:: Records to use
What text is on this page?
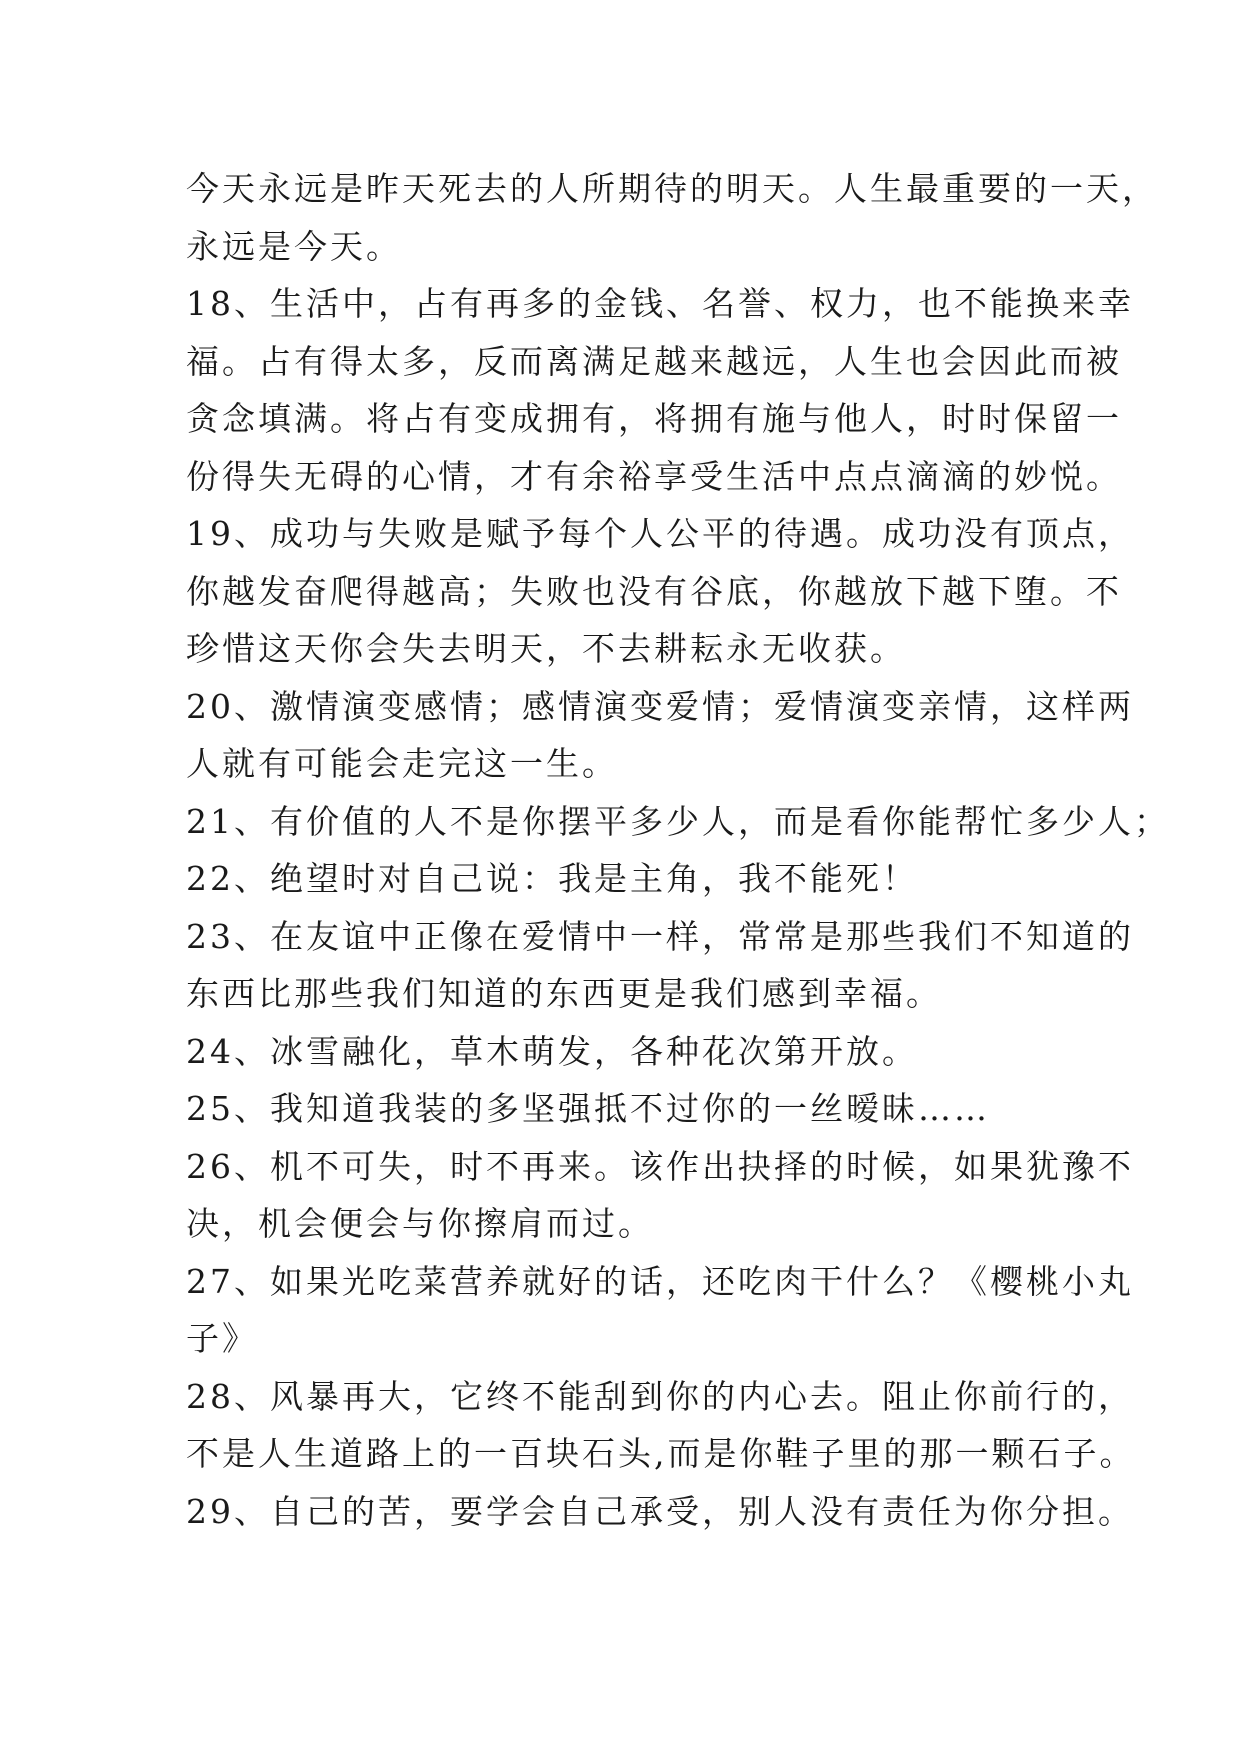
今天永远是昨天死去的人所期待的明天。人生最重要的一天，
永远是今天。
18、生活中，占有再多的金钱、名誉、权力，也不能换来幸
福。占有得太多，反而离满足越来越远，人生也会因此而被
贪念填满。将占有变成拥有，将拥有施与他人，时时保留一
份得失无碍的心情，才有余裕享受生活中点点滴滴的妙悦。
19、成功与失败是赋予每个人公平的待遇。成功没有顶点，
你越发奋爬得越高；失败也没有谷底，你越放下越下堕。不
珍惜这天你会失去明天，不去耕耘永无收获。
20、激情演变感情；感情演变爱情；爱情演变亲情，这样两
人就有可能会走完这一生。
21、有价值的人不是你摆平多少人，而是看你能帮忙多少人；
22、绝望时对自己说：我是主角，我不能死！
23、在友谊中正像在爱情中一样，常常是那些我们不知道的
东西比那些我们知道的东西更是我们感到幸福。
24、冰雪融化，草木萌发，各种花次第开放。
25、我知道我装的多坚强抵不过你的一丝暧昧……
26、机不可失，时不再来。该作出抉择的时候，如果犹豫不
决，机会便会与你擦肩而过。
27、如果光吃菜营养就好的话，还吃肉干什么？《樱桃小丸
子》
28、风暴再大，它终不能刮到你的内心去。阻止你前行的，
不是人生道路上的一百块石头,而是你鞋子里的那一颗石子。
29、自己的苦，要学会自己承受，别人没有责任为你分担。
::::
Repeat the data exactly, without the pictures.

What text is on this page?
今天永远是昨天死去的人所期待的明天。人生最重要的一天，
永远是今天。
18、生活中，占有再多的金钱、名誉、权力，也不能换来幸
福。占有得太多，反而离满足越来越远，人生也会因此而被
贪念填满。将占有变成拥有，将拥有施与他人，时时保留一
份得失无碍的心情，才有余裕享受生活中点点滴滴的妙悦。
19、成功与失败是赋予每个人公平的待遇。成功没有顶点，
你越发奋爬得越高；失败也没有谷底，你越放下越下堕。不
珍惜这天你会失去明天，不去耕耘永无收获。
20、激情演变感情；感情演变爱情；爱情演变亲情，这样两
人就有可能会走完这一生。
21、有价值的人不是你摆平多少人，而是看你能帮忙多少人；
22、绝望时对自己说：我是主角，我不能死！
23、在友谊中正像在爱情中一样，常常是那些我们不知道的
东西比那些我们知道的东西更是我们感到幸福。
24、冰雪融化，草木萌发，各种花次第开放。
25、我知道我装的多坚强抵不过你的一丝暧昧……
26、机不可失，时不再来。该作出抉择的时候，如果犹豫不
决，机会便会与你擦肩而过。
27、如果光吃菜营养就好的话，还吃肉干什么？《樱桃小丸
子》
28、风暴再大，它终不能刮到你的内心去。阻止你前行的，
不是人生道路上的一百块石头,而是你鞋子里的那一颗石子。
29、自己的苦，要学会自己承受，别人没有责任为你分担。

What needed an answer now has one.